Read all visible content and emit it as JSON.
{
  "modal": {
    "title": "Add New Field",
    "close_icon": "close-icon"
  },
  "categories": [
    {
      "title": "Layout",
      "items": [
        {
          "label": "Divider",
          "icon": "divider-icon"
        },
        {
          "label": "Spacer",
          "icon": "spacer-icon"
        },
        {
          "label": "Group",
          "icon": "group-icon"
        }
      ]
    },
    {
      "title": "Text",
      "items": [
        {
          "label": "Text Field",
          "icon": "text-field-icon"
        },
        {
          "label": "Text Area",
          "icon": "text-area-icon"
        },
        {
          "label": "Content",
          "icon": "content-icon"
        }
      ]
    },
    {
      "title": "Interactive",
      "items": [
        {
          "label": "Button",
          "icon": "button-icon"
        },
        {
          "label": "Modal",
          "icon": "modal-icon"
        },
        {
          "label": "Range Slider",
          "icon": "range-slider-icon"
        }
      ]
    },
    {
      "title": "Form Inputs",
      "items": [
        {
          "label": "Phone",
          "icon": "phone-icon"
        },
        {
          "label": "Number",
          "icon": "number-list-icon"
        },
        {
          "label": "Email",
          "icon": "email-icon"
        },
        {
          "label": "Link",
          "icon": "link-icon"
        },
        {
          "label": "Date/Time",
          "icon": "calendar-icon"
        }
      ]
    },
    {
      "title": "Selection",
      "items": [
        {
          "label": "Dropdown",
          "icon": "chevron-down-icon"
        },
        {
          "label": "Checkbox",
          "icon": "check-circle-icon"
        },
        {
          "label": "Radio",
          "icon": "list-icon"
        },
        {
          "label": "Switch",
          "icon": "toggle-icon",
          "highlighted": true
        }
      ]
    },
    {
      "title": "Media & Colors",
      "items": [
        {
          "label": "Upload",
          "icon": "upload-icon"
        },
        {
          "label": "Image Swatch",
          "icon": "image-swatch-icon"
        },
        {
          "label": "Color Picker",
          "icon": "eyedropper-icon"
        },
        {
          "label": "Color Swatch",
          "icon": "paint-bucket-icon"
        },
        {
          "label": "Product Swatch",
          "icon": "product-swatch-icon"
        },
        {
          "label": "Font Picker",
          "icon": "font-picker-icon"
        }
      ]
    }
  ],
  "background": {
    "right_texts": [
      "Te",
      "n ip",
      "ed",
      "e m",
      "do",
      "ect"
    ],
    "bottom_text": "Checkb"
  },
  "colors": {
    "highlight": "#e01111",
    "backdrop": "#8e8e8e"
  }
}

» Written exercise
Retype the entries exactly, including every line.

» Output
Read all visible content and emit it as JSON.
{
  "modal": {
    "title": "Add New Field",
    "close_icon": "close-icon"
  },
  "categories": [
    {
      "title": "Layout",
      "items": [
        {
          "label": "Divider",
          "icon": "divider-icon"
        },
        {
          "label": "Spacer",
          "icon": "spacer-icon"
        },
        {
          "label": "Group",
          "icon": "group-icon"
        }
      ]
    },
    {
      "title": "Text",
      "items": [
        {
          "label": "Text Field",
          "icon": "text-field-icon"
        },
        {
          "label": "Text Area",
          "icon": "text-area-icon"
        },
        {
          "label": "Content",
          "icon": "content-icon"
        }
      ]
    },
    {
      "title": "Interactive",
      "items": [
        {
          "label": "Button",
          "icon": "button-icon"
        },
        {
          "label": "Modal",
          "icon": "modal-icon"
        },
        {
          "label": "Range Slider",
          "icon": "range-slider-icon"
        }
      ]
    },
    {
      "title": "Form Inputs",
      "items": [
        {
          "label": "Phone",
          "icon": "phone-icon"
        },
        {
          "label": "Number",
          "icon": "number-list-icon"
        },
        {
          "label": "Email",
          "icon": "email-icon"
        },
        {
          "label": "Link",
          "icon": "link-icon"
        },
        {
          "label": "Date/Time",
          "icon": "calendar-icon"
        }
      ]
    },
    {
      "title": "Selection",
      "items": [
        {
          "label": "Dropdown",
          "icon": "chevron-down-icon"
        },
        {
          "label": "Checkbox",
          "icon": "check-circle-icon"
        },
        {
          "label": "Radio",
          "icon": "list-icon"
        },
        {
          "label": "Switch",
          "icon": "toggle-icon",
          "highlighted": true
        }
      ]
    },
    {
      "title": "Media & Colors",
      "items": [
        {
          "label": "Upload",
          "icon": "upload-icon"
        },
        {
          "label": "Image Swatch",
          "icon": "image-swatch-icon"
        },
        {
          "label": "Color Picker",
          "icon": "eyedropper-icon"
        },
        {
          "label": "Color Swatch",
          "icon": "paint-bucket-icon"
        },
        {
          "label": "Product Swatch",
          "icon": "product-swatch-icon"
        },
        {
          "label": "Font Picker",
          "icon": "font-picker-icon"
        }
      ]
    }
  ],
  "background": {
    "right_texts": [
      "Te",
      "n ip",
      "ed",
      "e m",
      "do",
      "ect"
    ],
    "bottom_text": "Checkb"
  },
  "colors": {
    "highlight": "#e01111",
    "backdrop": "#8e8e8e"
  }
}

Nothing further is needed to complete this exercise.